--- start Data for processing ---

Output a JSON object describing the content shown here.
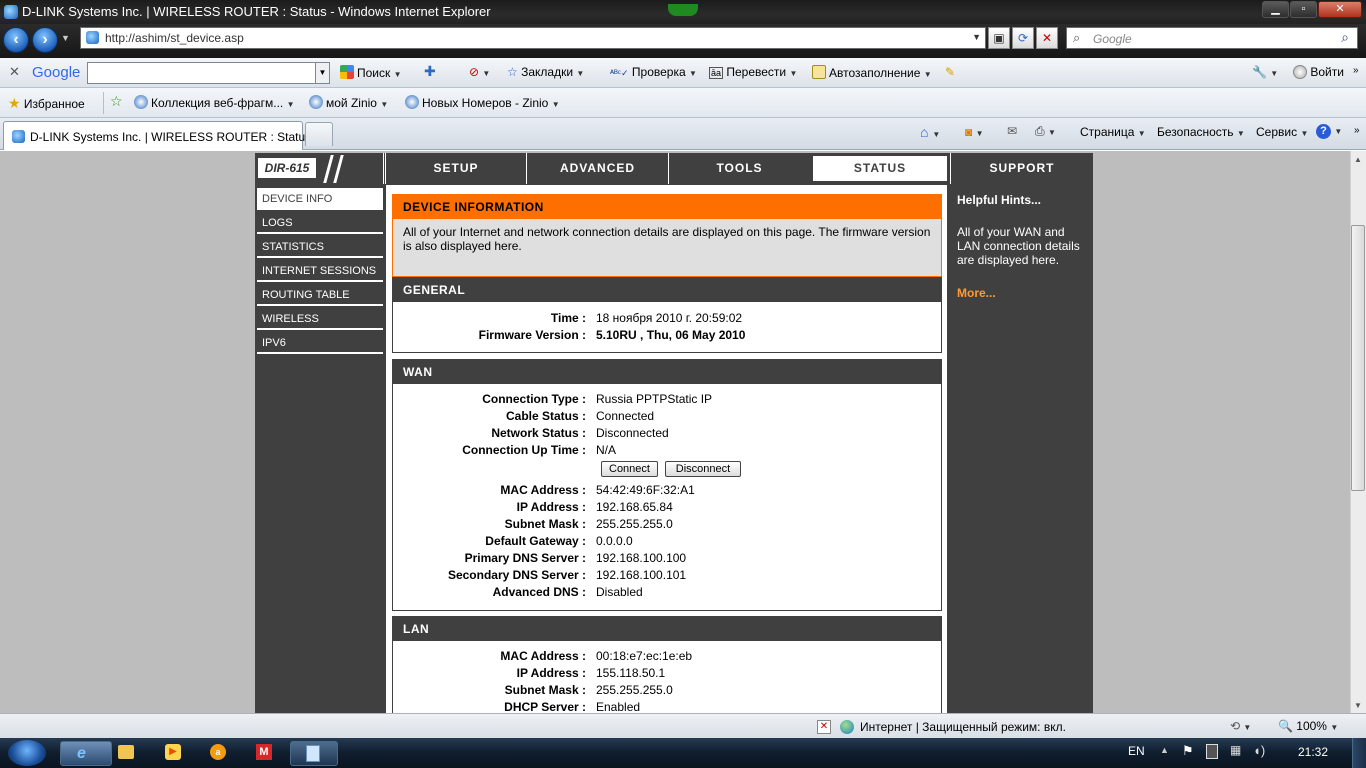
{
  "window": {
    "title": "D-LINK Systems Inc. | WIRELESS ROUTER : Status - Windows Internet Explorer",
    "min": "▁",
    "max": "▫",
    "close": "✕"
  },
  "address": {
    "url": "http://ashim/st_device.asp",
    "search_placeholder": "Google"
  },
  "google_toolbar": {
    "brand": "Google",
    "search_label": "Поиск",
    "bookmarks": "Закладки",
    "check": "Проверка",
    "translate": "Перевести",
    "autofill": "Автозаполнение",
    "signin": "Войти"
  },
  "favorites": {
    "fav": "Избранное",
    "items": [
      "Коллекция веб-фрагм...",
      "мой Zinio",
      "Новых Номеров - Zinio"
    ]
  },
  "tab": {
    "label": "D-LINK Systems Inc. | WIRELESS ROUTER : Status"
  },
  "commandbar": {
    "page": "Страница",
    "safety": "Безопасность",
    "service": "Сервис"
  },
  "router": {
    "model": "DIR-615",
    "nav": [
      "SETUP",
      "ADVANCED",
      "TOOLS",
      "STATUS",
      "SUPPORT"
    ],
    "leftnav": [
      "DEVICE INFO",
      "LOGS",
      "STATISTICS",
      "INTERNET SESSIONS",
      "ROUTING TABLE",
      "WIRELESS",
      "IPV6"
    ],
    "devinfo": {
      "title": "DEVICE INFORMATION",
      "desc": "All of your Internet and network connection details are displayed on this page. The firmware version is also displayed here."
    },
    "general": {
      "title": "GENERAL",
      "rows": [
        {
          "label": "Time :",
          "value": "18 ноября 2010 г. 20:59:02"
        },
        {
          "label": "Firmware Version :",
          "value": "5.10RU , Thu, 06 May 2010"
        }
      ]
    },
    "wan": {
      "title": "WAN",
      "rows1": [
        {
          "label": "Connection Type :",
          "value": "Russia PPTPStatic IP"
        },
        {
          "label": "Cable Status :",
          "value": "Connected"
        },
        {
          "label": "Network Status :",
          "value": "Disconnected"
        },
        {
          "label": "Connection Up Time :",
          "value": "N/A"
        }
      ],
      "connect": "Connect",
      "disconnect": "Disconnect",
      "rows2": [
        {
          "label": "MAC Address :",
          "value": "54:42:49:6F:32:A1"
        },
        {
          "label": "IP Address :",
          "value": "192.168.65.84"
        },
        {
          "label": "Subnet Mask :",
          "value": "255.255.255.0"
        },
        {
          "label": "Default Gateway :",
          "value": "0.0.0.0"
        },
        {
          "label": "Primary DNS Server :",
          "value": "192.168.100.100"
        },
        {
          "label": "Secondary DNS Server :",
          "value": "192.168.100.101"
        },
        {
          "label": "Advanced DNS :",
          "value": "Disabled"
        }
      ]
    },
    "lan": {
      "title": "LAN",
      "rows": [
        {
          "label": "MAC Address :",
          "value": "00:18:e7:ec:1e:eb"
        },
        {
          "label": "IP Address :",
          "value": "155.118.50.1"
        },
        {
          "label": "Subnet Mask :",
          "value": "255.255.255.0"
        },
        {
          "label": "DHCP Server :",
          "value": "Enabled"
        }
      ]
    },
    "hints": {
      "title": "Helpful Hints...",
      "text": "All of your WAN and LAN connection details are displayed here.",
      "more": "More..."
    }
  },
  "status": {
    "zone": "Интернет | Защищенный режим: вкл.",
    "zoom": "100%"
  },
  "taskbar": {
    "lang": "EN",
    "clock": "21:32"
  }
}
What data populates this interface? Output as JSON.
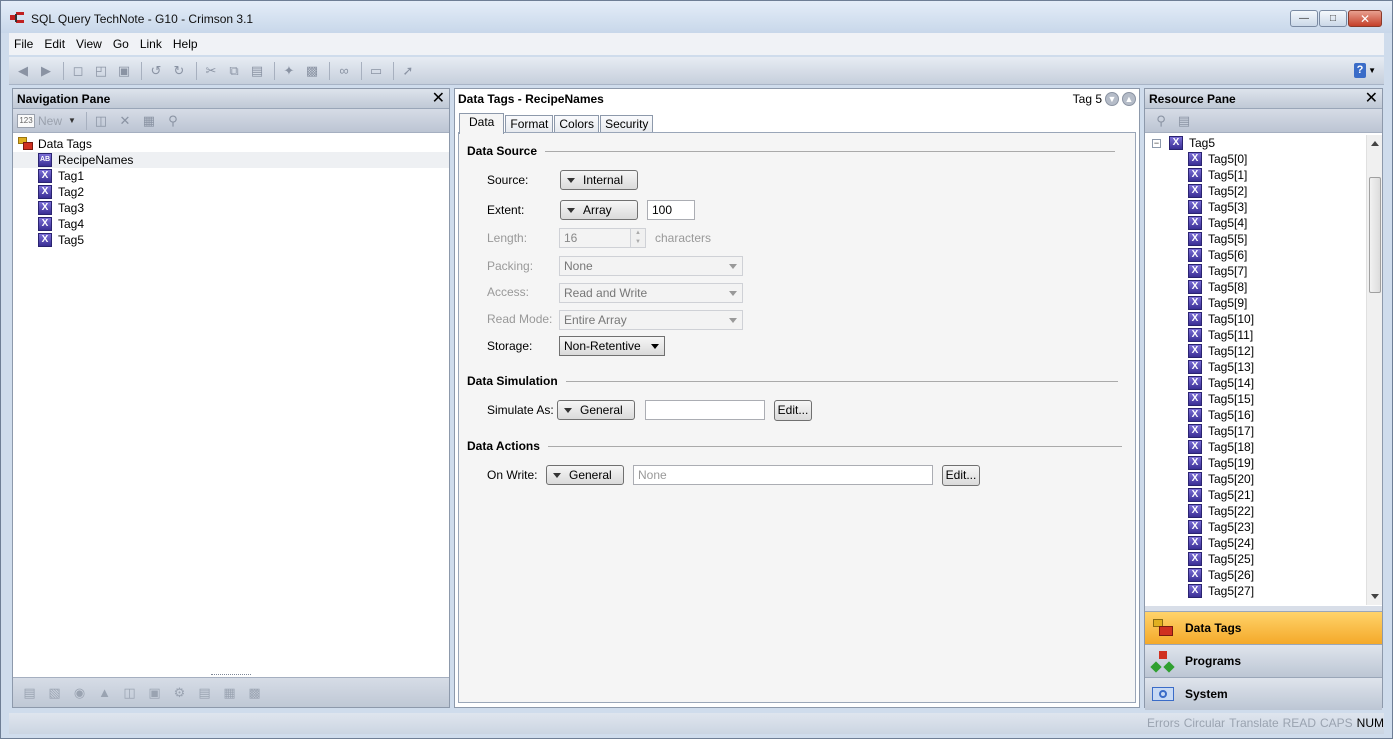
{
  "window": {
    "title": "SQL Query TechNote - G10 - Crimson 3.1"
  },
  "menu": [
    "File",
    "Edit",
    "View",
    "Go",
    "Link",
    "Help"
  ],
  "nav_pane": {
    "title": "Navigation Pane",
    "new_label": "New",
    "tree": {
      "root": "Data Tags",
      "items": [
        {
          "label": "RecipeNames",
          "icon": "string-tag-icon",
          "selected": true
        },
        {
          "label": "Tag1",
          "icon": "tag-icon"
        },
        {
          "label": "Tag2",
          "icon": "tag-icon"
        },
        {
          "label": "Tag3",
          "icon": "tag-icon"
        },
        {
          "label": "Tag4",
          "icon": "tag-icon"
        },
        {
          "label": "Tag5",
          "icon": "tag-icon"
        }
      ]
    }
  },
  "editor": {
    "title": "Data Tags - RecipeNames",
    "current_tag": "Tag 5",
    "tabs": [
      "Data",
      "Format",
      "Colors",
      "Security"
    ],
    "active_tab": "Data",
    "data_source": {
      "heading": "Data Source",
      "source_label": "Source:",
      "source_value": "Internal",
      "extent_label": "Extent:",
      "extent_value": "Array",
      "extent_count": "100",
      "length_label": "Length:",
      "length_value": "16",
      "length_units": "characters",
      "packing_label": "Packing:",
      "packing_value": "None",
      "access_label": "Access:",
      "access_value": "Read and Write",
      "readmode_label": "Read Mode:",
      "readmode_value": "Entire Array",
      "storage_label": "Storage:",
      "storage_value": "Non-Retentive"
    },
    "data_simulation": {
      "heading": "Data Simulation",
      "simulate_label": "Simulate As:",
      "simulate_mode": "General",
      "simulate_value": "",
      "edit_label": "Edit..."
    },
    "data_actions": {
      "heading": "Data Actions",
      "onwrite_label": "On Write:",
      "onwrite_mode": "General",
      "onwrite_placeholder": "None",
      "edit_label": "Edit..."
    }
  },
  "resource_pane": {
    "title": "Resource Pane",
    "root": "Tag5",
    "items": [
      "Tag5[0]",
      "Tag5[1]",
      "Tag5[2]",
      "Tag5[3]",
      "Tag5[4]",
      "Tag5[5]",
      "Tag5[6]",
      "Tag5[7]",
      "Tag5[8]",
      "Tag5[9]",
      "Tag5[10]",
      "Tag5[11]",
      "Tag5[12]",
      "Tag5[13]",
      "Tag5[14]",
      "Tag5[15]",
      "Tag5[16]",
      "Tag5[17]",
      "Tag5[18]",
      "Tag5[19]",
      "Tag5[20]",
      "Tag5[21]",
      "Tag5[22]",
      "Tag5[23]",
      "Tag5[24]",
      "Tag5[25]",
      "Tag5[26]",
      "Tag5[27]"
    ],
    "categories": [
      {
        "label": "Data Tags",
        "active": true
      },
      {
        "label": "Programs",
        "active": false
      },
      {
        "label": "System",
        "active": false
      }
    ]
  },
  "status": {
    "indicators": [
      {
        "label": "Errors",
        "on": false
      },
      {
        "label": "Circular",
        "on": false
      },
      {
        "label": "Translate",
        "on": false
      },
      {
        "label": "READ",
        "on": false
      },
      {
        "label": "CAPS",
        "on": false
      },
      {
        "label": "NUM",
        "on": true
      }
    ]
  },
  "colors": {
    "accent_active": "#f4a92a",
    "tag_icon": "#3a2f95"
  }
}
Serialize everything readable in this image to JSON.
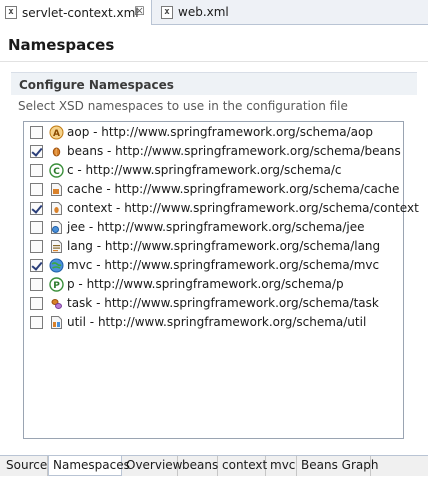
{
  "editor_tabs": [
    {
      "label": "servlet-context.xml",
      "active": true
    },
    {
      "label": "web.xml",
      "active": false
    }
  ],
  "page": {
    "title": "Namespaces"
  },
  "section": {
    "title": "Configure Namespaces",
    "description": "Select XSD namespaces to use in the configuration file"
  },
  "namespaces": [
    {
      "label": "aop - http://www.springframework.org/schema/aop",
      "checked": false,
      "icon": "aop-icon"
    },
    {
      "label": "beans - http://www.springframework.org/schema/beans",
      "checked": true,
      "icon": "beans-icon"
    },
    {
      "label": "c - http://www.springframework.org/schema/c",
      "checked": false,
      "icon": "c-namespace-icon"
    },
    {
      "label": "cache - http://www.springframework.org/schema/cache",
      "checked": false,
      "icon": "cache-icon"
    },
    {
      "label": "context - http://www.springframework.org/schema/context",
      "checked": true,
      "icon": "context-icon"
    },
    {
      "label": "jee - http://www.springframework.org/schema/jee",
      "checked": false,
      "icon": "jee-icon"
    },
    {
      "label": "lang - http://www.springframework.org/schema/lang",
      "checked": false,
      "icon": "lang-icon"
    },
    {
      "label": "mvc - http://www.springframework.org/schema/mvc",
      "checked": true,
      "icon": "mvc-icon"
    },
    {
      "label": "p - http://www.springframework.org/schema/p",
      "checked": false,
      "icon": "p-namespace-icon"
    },
    {
      "label": "task - http://www.springframework.org/schema/task",
      "checked": false,
      "icon": "task-icon"
    },
    {
      "label": "util - http://www.springframework.org/schema/util",
      "checked": false,
      "icon": "util-icon"
    }
  ],
  "bottom_tabs": [
    {
      "label": "Source",
      "active": false
    },
    {
      "label": "Namespaces",
      "active": true
    },
    {
      "label": "Overview",
      "active": false
    },
    {
      "label": "beans",
      "active": false
    },
    {
      "label": "context",
      "active": false
    },
    {
      "label": "mvc",
      "active": false
    },
    {
      "label": "Beans Graph",
      "active": false
    }
  ]
}
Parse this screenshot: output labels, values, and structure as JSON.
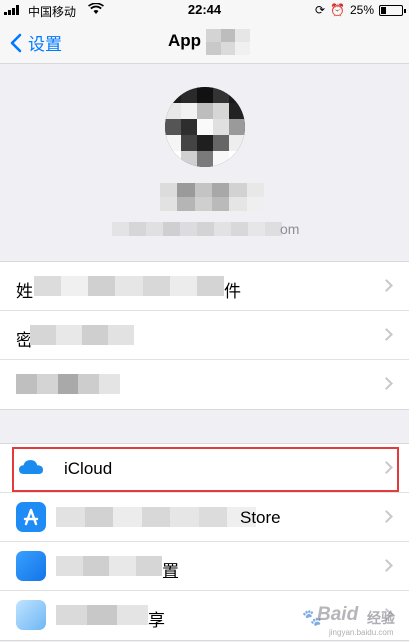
{
  "status_bar": {
    "carrier": "中国移动",
    "time": "22:44",
    "battery": "25%",
    "battery_level": 0.25
  },
  "nav": {
    "back_label": "设置",
    "title": "App"
  },
  "profile": {
    "email_suffix": "om"
  },
  "account_group": [
    {
      "label_start": "姓",
      "label_end": "件"
    },
    {
      "label_start": "密"
    },
    {
      "label_start": ""
    }
  ],
  "services_group": [
    {
      "label": "iCloud",
      "icon": "icloud-icon"
    },
    {
      "label_end": "Store",
      "icon": "app-store-icon"
    },
    {
      "label_end": "置",
      "icon": "app-icon-blue"
    },
    {
      "label_end": "享",
      "icon": "family-sharing-icon"
    }
  ],
  "watermark": {
    "text": "Baid",
    "suffix": "经验",
    "url": "jingyan.baidu.com"
  },
  "colors": {
    "accent": "#007aff",
    "highlight": "#e23b3b",
    "chevron": "#c7c7cc"
  }
}
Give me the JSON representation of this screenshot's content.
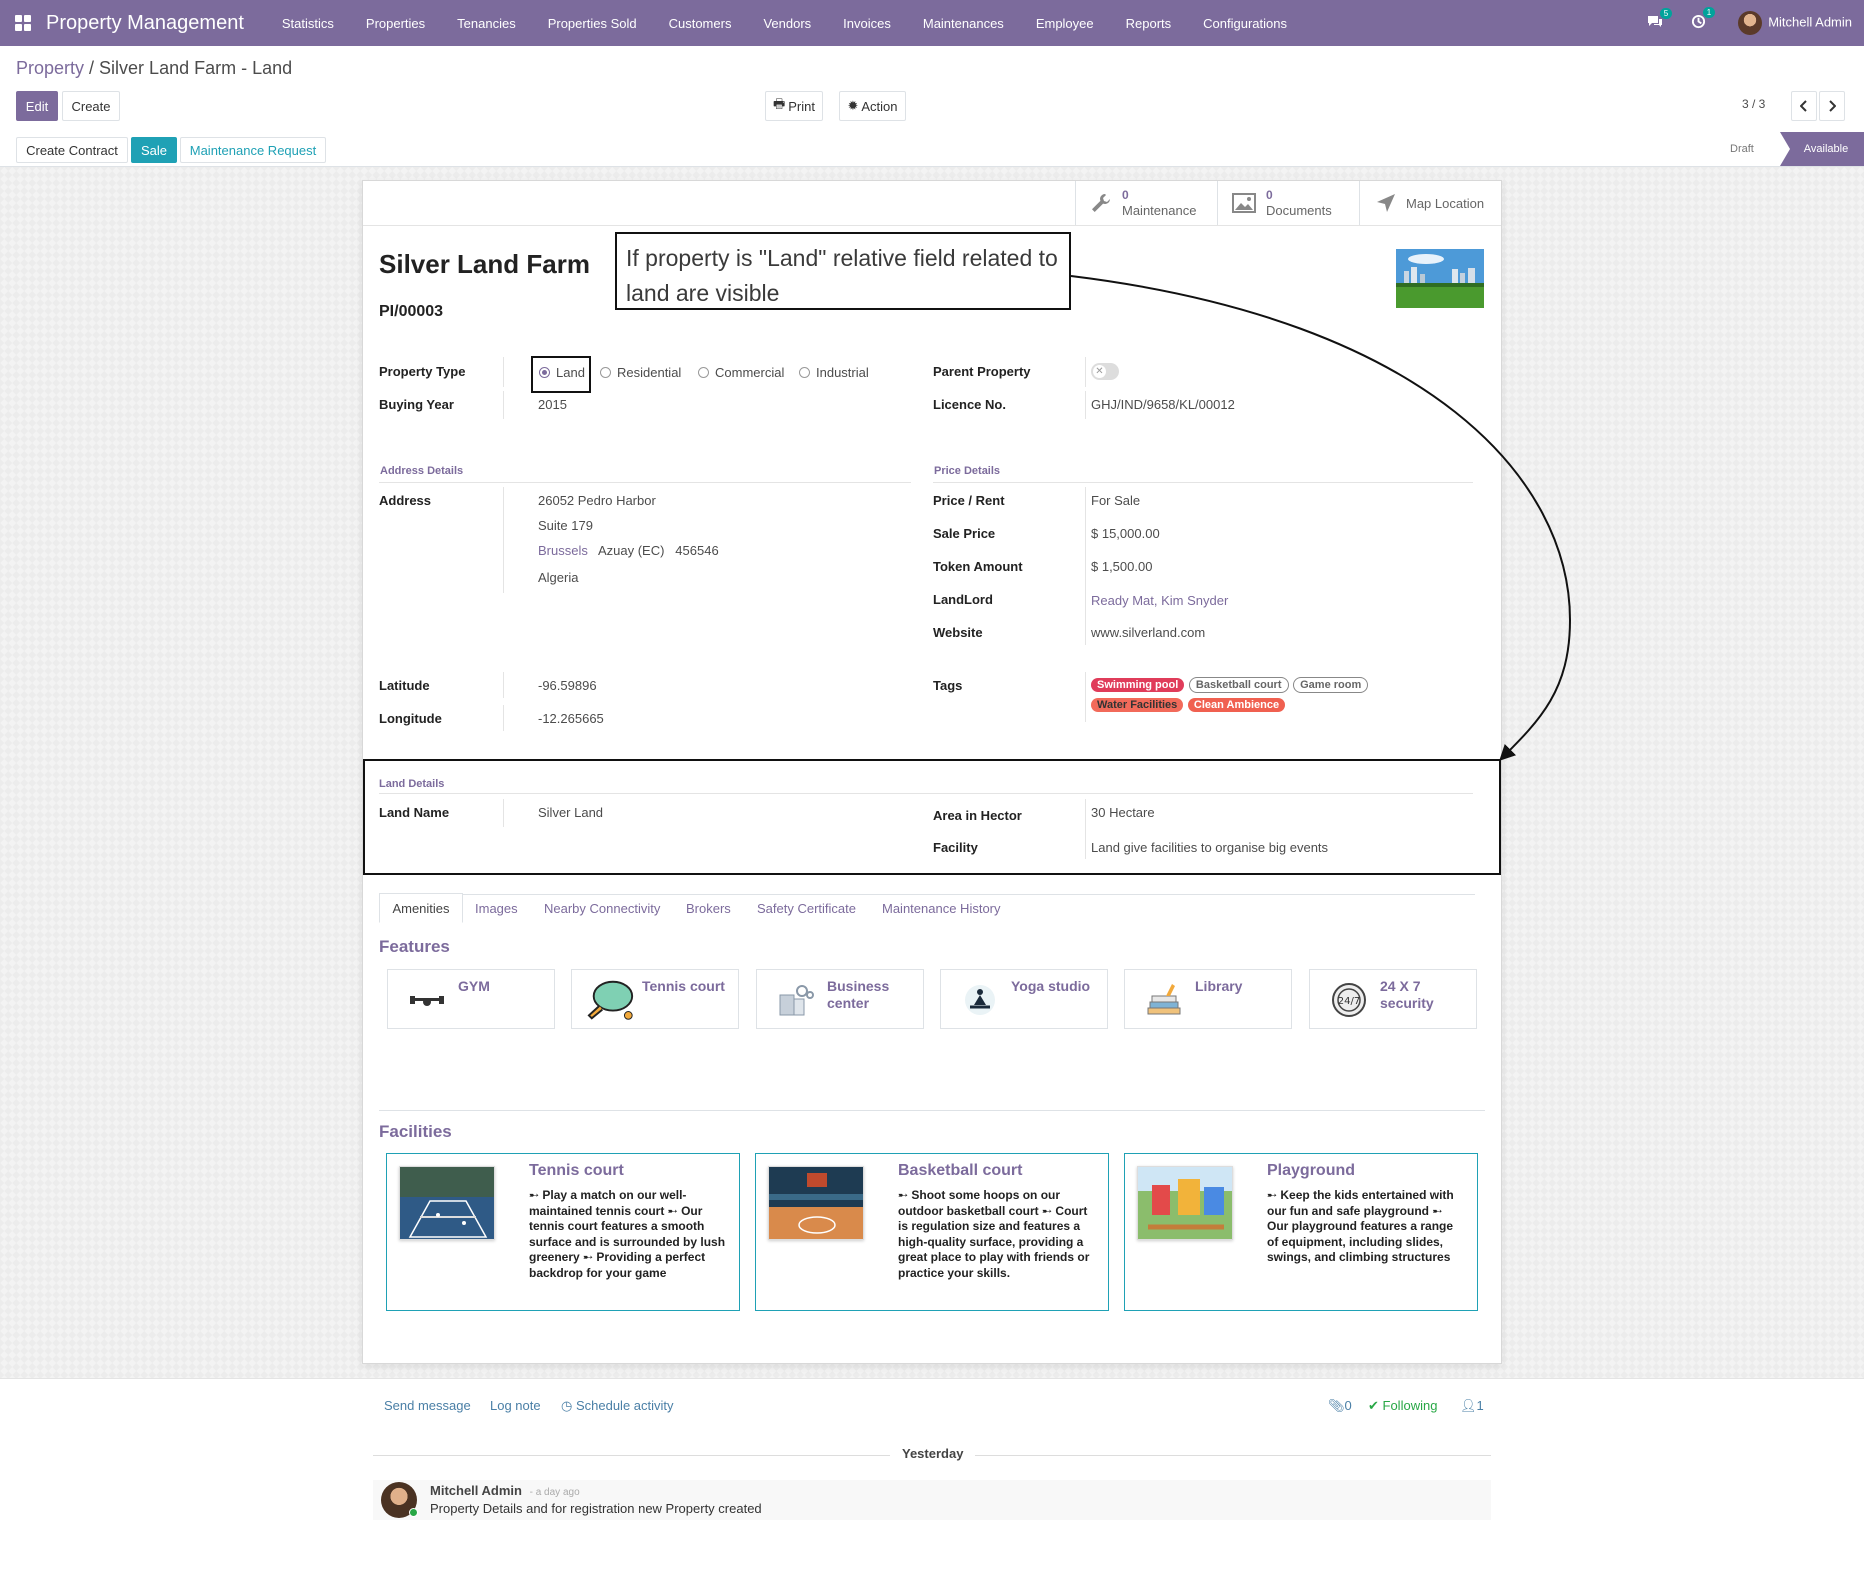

--- end Data for processing ---

# Task:
Lines of the material that contain the word "content" are to be gathered.

# Exercise solution:
Output a JSON object describing the content shown here.
Give me the JSON representation of this screenshot's content.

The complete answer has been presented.